REQUIRED WORK: List all lines in the material below that contain "name".
** START OF STORED DATA **
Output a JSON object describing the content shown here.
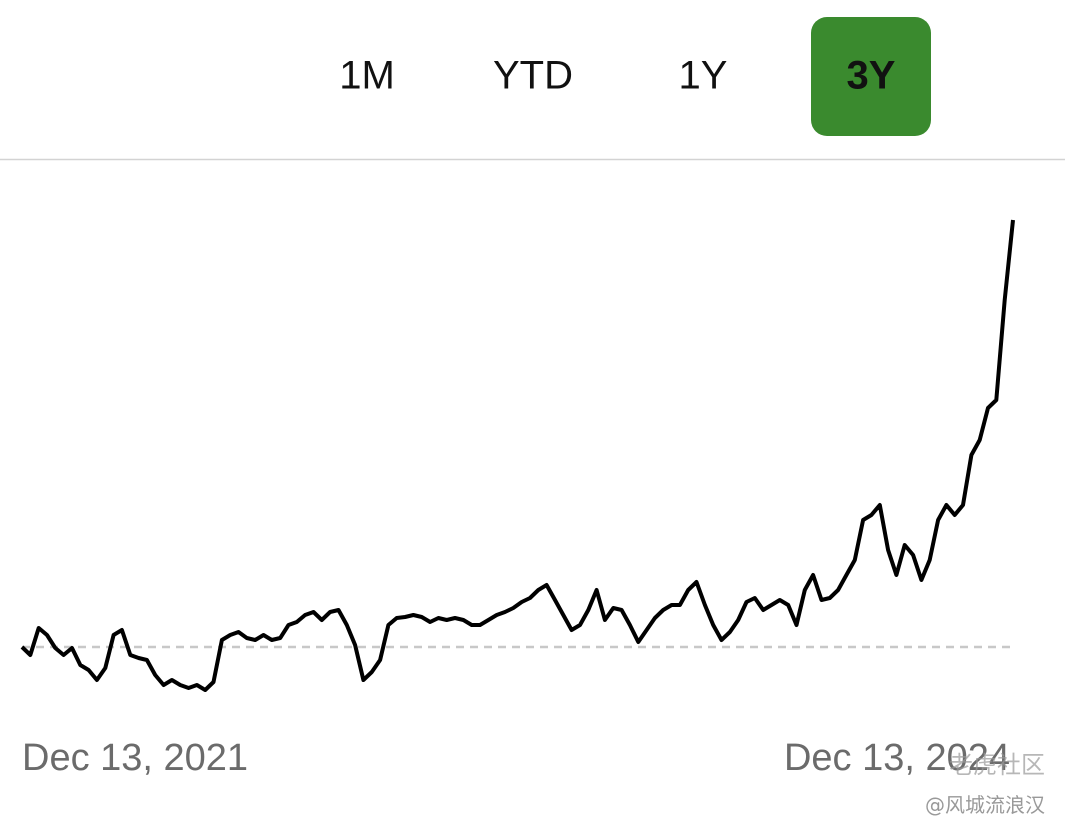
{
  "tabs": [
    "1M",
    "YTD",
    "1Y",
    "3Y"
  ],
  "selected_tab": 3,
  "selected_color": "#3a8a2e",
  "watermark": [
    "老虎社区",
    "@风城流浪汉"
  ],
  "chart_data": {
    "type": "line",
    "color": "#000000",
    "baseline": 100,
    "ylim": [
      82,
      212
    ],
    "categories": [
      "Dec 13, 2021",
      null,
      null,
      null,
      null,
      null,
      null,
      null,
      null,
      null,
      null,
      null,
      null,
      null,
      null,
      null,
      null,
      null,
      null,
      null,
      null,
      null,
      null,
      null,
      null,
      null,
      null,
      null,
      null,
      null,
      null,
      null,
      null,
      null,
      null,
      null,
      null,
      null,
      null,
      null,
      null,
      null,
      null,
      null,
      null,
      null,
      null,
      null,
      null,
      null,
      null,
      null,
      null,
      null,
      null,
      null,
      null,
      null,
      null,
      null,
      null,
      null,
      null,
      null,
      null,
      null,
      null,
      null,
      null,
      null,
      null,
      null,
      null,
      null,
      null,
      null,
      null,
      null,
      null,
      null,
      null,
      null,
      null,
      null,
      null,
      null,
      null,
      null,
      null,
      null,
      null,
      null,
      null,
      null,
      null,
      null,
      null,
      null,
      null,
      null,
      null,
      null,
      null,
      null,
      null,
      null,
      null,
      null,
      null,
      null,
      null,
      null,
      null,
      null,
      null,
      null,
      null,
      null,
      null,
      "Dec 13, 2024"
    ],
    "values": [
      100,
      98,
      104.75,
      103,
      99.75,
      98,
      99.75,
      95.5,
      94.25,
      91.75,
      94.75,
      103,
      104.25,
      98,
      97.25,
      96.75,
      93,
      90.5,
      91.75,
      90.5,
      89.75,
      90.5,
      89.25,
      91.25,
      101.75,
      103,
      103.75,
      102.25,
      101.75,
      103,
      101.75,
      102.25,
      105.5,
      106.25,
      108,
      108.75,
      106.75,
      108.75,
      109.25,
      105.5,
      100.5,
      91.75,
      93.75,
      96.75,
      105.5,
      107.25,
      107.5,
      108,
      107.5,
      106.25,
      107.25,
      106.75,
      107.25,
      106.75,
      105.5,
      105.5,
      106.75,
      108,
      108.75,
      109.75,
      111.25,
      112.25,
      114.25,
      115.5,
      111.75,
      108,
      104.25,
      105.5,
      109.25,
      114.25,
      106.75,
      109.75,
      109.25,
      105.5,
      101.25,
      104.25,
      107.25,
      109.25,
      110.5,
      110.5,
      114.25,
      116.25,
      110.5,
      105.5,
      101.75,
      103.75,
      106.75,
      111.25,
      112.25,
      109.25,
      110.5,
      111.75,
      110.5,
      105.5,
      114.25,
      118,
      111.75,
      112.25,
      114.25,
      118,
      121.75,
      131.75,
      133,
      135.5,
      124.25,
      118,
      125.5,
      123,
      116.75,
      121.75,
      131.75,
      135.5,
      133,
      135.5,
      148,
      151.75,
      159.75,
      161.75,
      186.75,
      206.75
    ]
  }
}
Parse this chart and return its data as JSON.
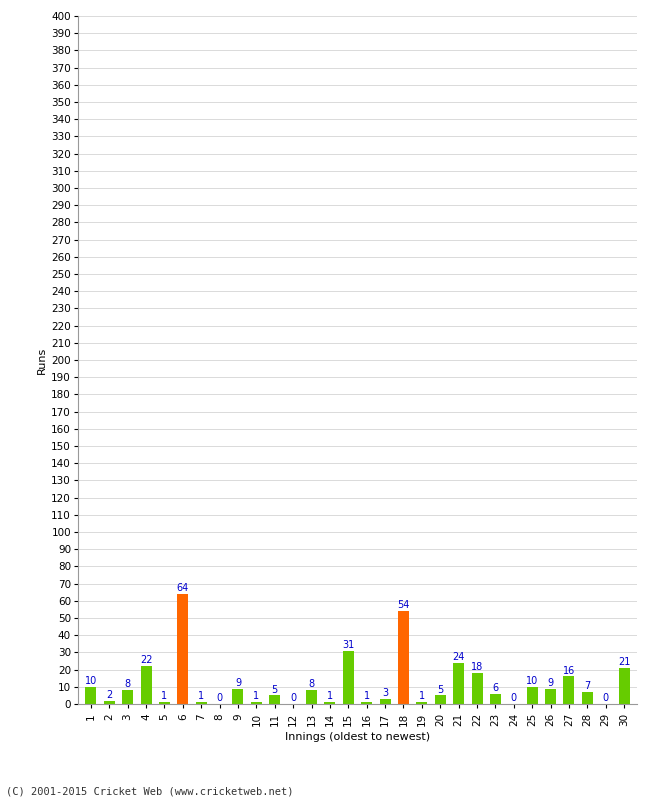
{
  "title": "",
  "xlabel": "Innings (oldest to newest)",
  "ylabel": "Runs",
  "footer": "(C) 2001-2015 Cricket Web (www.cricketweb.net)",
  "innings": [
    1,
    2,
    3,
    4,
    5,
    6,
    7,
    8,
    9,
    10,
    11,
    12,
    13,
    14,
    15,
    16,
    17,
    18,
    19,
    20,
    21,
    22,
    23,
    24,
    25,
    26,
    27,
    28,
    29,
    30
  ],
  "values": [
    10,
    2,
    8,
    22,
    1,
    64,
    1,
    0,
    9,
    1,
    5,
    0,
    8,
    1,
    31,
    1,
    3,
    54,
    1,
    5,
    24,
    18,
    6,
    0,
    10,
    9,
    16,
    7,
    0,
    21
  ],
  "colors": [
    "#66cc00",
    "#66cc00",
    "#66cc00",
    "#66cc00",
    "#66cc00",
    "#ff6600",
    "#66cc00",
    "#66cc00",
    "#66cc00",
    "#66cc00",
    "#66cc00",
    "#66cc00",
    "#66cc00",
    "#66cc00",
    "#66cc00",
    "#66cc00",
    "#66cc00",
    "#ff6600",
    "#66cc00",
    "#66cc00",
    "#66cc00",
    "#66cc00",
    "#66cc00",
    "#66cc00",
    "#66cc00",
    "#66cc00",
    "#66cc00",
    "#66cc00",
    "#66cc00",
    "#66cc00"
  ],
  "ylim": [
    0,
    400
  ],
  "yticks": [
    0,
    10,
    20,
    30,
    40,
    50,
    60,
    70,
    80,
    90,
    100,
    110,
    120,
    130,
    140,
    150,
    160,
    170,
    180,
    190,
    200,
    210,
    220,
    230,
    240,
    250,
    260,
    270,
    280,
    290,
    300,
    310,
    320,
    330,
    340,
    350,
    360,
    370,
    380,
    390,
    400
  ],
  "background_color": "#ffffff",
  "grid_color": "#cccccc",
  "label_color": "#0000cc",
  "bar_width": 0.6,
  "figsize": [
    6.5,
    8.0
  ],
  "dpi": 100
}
** END OF STORED DATA **
** START OF STORED DATA **
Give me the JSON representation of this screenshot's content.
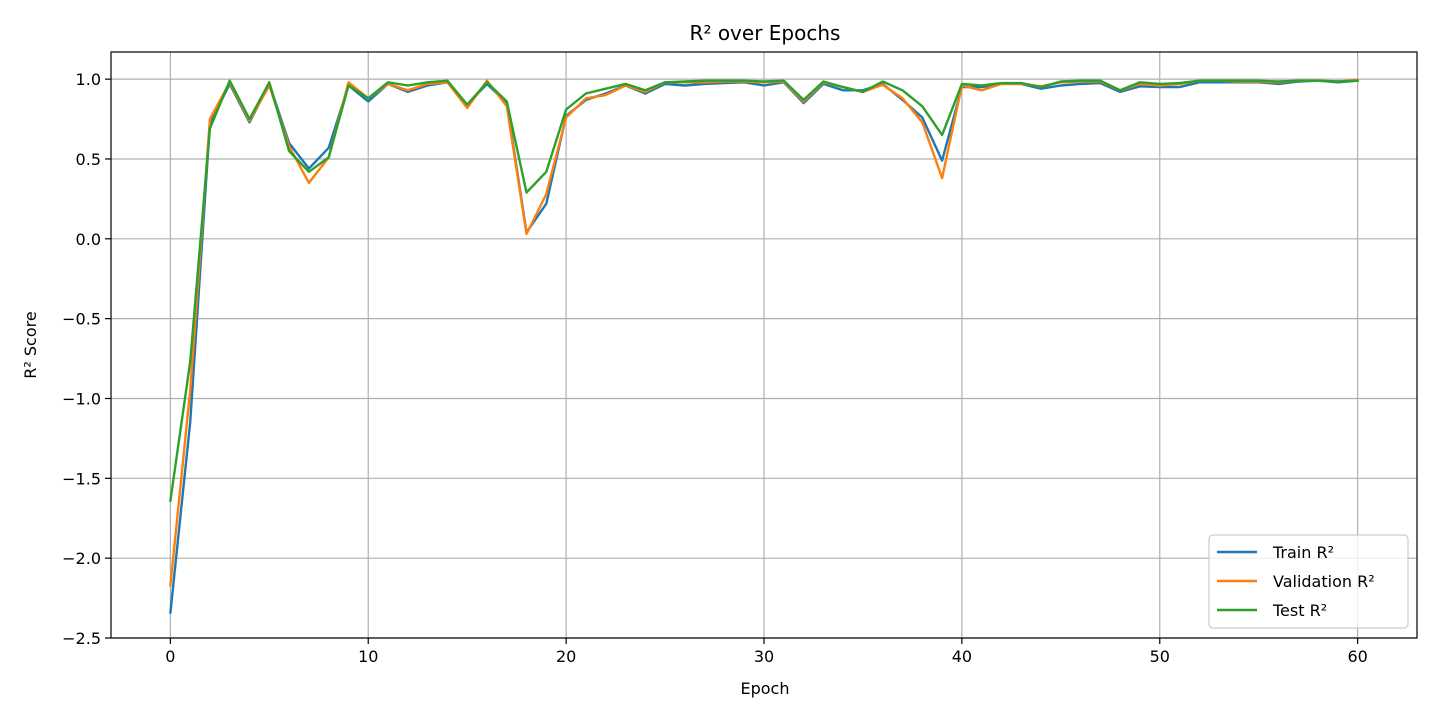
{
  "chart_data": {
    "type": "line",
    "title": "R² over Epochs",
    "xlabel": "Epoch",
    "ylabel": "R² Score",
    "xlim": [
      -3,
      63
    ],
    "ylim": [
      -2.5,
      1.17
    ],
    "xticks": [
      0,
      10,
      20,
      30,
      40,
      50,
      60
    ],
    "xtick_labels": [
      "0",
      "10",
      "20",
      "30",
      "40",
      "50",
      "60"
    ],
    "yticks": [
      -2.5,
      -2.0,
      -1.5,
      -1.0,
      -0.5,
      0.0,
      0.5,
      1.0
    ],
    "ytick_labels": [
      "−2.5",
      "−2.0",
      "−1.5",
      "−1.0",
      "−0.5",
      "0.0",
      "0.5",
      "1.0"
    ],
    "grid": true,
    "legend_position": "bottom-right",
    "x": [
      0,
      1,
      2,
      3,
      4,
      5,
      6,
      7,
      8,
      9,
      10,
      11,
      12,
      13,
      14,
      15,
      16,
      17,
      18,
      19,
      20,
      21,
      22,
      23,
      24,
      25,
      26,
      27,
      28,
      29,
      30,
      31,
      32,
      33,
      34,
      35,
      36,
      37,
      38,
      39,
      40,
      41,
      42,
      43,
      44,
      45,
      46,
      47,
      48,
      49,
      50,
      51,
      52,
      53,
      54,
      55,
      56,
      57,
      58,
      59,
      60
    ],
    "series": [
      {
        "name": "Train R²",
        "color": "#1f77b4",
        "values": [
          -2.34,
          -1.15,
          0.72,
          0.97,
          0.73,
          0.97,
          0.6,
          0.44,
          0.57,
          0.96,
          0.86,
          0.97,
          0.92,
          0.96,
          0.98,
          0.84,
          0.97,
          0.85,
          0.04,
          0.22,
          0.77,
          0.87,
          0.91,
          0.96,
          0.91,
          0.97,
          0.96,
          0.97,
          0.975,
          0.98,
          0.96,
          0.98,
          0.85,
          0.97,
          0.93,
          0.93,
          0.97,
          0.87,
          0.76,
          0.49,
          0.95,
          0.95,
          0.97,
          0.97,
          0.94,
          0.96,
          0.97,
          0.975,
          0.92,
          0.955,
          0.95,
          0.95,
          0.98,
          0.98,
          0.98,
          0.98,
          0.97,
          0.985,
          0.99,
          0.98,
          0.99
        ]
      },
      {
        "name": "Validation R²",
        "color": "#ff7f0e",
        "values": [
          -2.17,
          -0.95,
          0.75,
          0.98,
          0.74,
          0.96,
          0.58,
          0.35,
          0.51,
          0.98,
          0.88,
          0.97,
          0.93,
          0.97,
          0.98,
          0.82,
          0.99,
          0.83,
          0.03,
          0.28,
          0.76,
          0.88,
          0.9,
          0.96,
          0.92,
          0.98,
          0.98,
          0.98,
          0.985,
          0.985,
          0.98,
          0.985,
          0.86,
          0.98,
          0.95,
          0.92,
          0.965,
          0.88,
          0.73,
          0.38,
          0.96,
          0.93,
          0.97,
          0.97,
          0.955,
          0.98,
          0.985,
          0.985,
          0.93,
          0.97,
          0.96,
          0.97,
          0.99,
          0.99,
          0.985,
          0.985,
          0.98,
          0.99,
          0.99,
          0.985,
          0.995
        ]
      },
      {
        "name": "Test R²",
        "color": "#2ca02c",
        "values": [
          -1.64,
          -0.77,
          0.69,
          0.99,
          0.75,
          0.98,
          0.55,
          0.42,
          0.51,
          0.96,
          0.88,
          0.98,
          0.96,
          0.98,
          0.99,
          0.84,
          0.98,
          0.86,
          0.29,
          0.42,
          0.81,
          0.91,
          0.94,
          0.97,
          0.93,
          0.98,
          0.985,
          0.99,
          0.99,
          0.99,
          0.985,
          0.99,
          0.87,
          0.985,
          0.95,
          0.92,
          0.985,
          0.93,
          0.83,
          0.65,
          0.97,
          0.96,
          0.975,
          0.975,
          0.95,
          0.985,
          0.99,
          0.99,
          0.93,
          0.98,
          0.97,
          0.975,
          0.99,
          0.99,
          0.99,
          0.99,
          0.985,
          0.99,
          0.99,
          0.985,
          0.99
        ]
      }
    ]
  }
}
** END OF STORED DATA **
RESPONSE FOR THIS EXERCISE:
        "name": "Train R²",
        "name": "Validation R²",
        "name": "Test R²",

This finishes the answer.